• _Set problem_:
Find the string "Фейсбук" in the records. Copy every line it appears in.

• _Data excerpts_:
☆ ☆ ☆ ☆

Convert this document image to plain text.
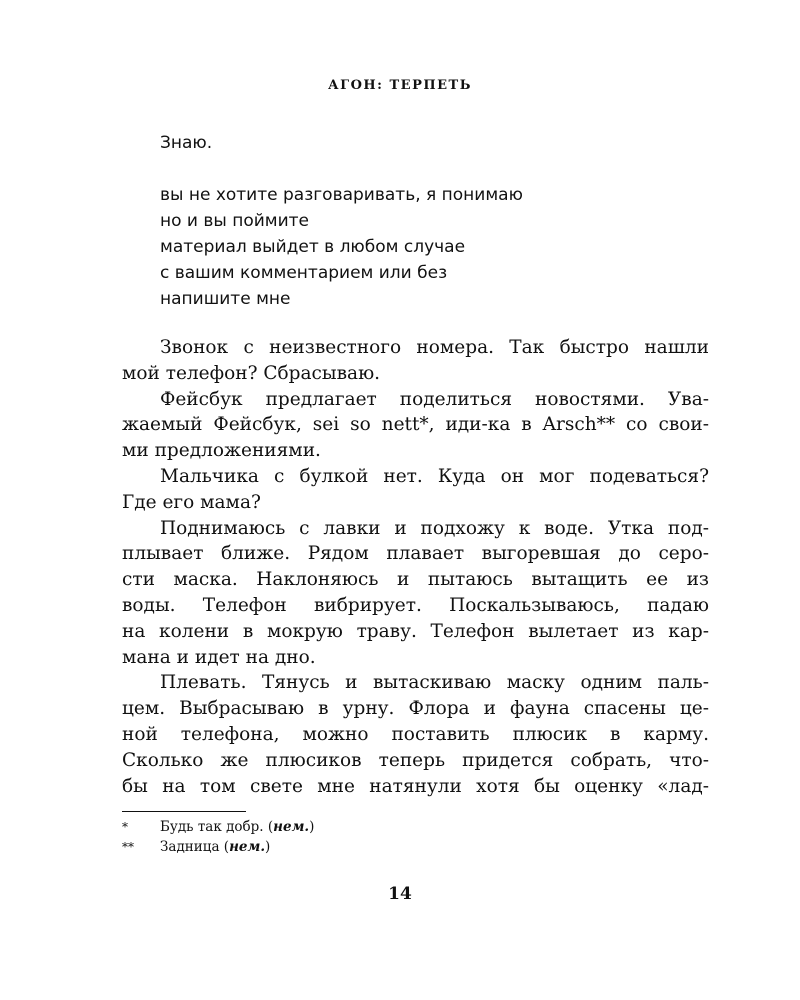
АГОН: ТЕРПЕТЬ
Знаю.
вы не хотите разговаривать, я понимаю
но и вы поймите
материал выйдет в любом случае
с вашим комментарием или без
напишите мне
Звонок с неизвестного номера. Так быстро нашли
мой телефон? Сбрасываю.
Фейсбук предлагает поделиться новостями. Ува-
жаемый Фейсбук, sei so nett*, иди-ка в Arsch** со свои-
ми предложениями.
Мальчика с булкой нет. Куда он мог подеваться?
Где его мама?
Поднимаюсь с лавки и подхожу к воде. Утка под-
плывает ближе. Рядом плавает выгоревшая до серо-
сти маска. Наклоняюсь и пытаюсь вытащить ее из
воды. Телефон вибрирует. Поскальзываюсь, падаю
на колени в мокрую траву. Телефон вылетает из кар-
мана и идет на дно.
Плевать. Тянусь и вытаскиваю маску одним паль-
цем. Выбрасываю в урну. Флора и фауна спасены це-
ной телефона, можно поставить плюсик в карму.
Сколько же плюсиков теперь придется собрать, что-
бы на том свете мне натянули хотя бы оценку «лад-
* Будь так добр. (нем.)
** Задница (нем.)
14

☆ ☆ ☆ ☆

• _Result of this task_:
Фейсбук предлагает поделиться новостями. Ува-
жаемый Фейсбук, sei so nett*, иди-ка в Arsch** со свои-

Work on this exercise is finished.